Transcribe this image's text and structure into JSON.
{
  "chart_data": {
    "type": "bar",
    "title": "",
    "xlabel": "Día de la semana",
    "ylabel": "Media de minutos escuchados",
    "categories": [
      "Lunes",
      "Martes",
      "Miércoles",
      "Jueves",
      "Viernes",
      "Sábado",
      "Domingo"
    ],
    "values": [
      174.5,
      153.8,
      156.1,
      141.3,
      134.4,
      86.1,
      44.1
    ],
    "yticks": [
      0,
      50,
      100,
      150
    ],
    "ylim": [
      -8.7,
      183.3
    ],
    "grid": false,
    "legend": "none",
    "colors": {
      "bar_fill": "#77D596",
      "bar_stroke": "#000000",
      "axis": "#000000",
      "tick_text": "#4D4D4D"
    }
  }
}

# Task statement
Quote the listing in full, please, keeping every line exact.

# Written solution
Transcribe this image's text and structure into JSON.
{
  "chart_data": {
    "type": "bar",
    "title": "",
    "xlabel": "Día de la semana",
    "ylabel": "Media de minutos escuchados",
    "categories": [
      "Lunes",
      "Martes",
      "Miércoles",
      "Jueves",
      "Viernes",
      "Sábado",
      "Domingo"
    ],
    "values": [
      174.5,
      153.8,
      156.1,
      141.3,
      134.4,
      86.1,
      44.1
    ],
    "yticks": [
      0,
      50,
      100,
      150
    ],
    "ylim": [
      -8.7,
      183.3
    ],
    "grid": false,
    "legend": "none",
    "colors": {
      "bar_fill": "#77D596",
      "bar_stroke": "#000000",
      "axis": "#000000",
      "tick_text": "#4D4D4D"
    }
  }
}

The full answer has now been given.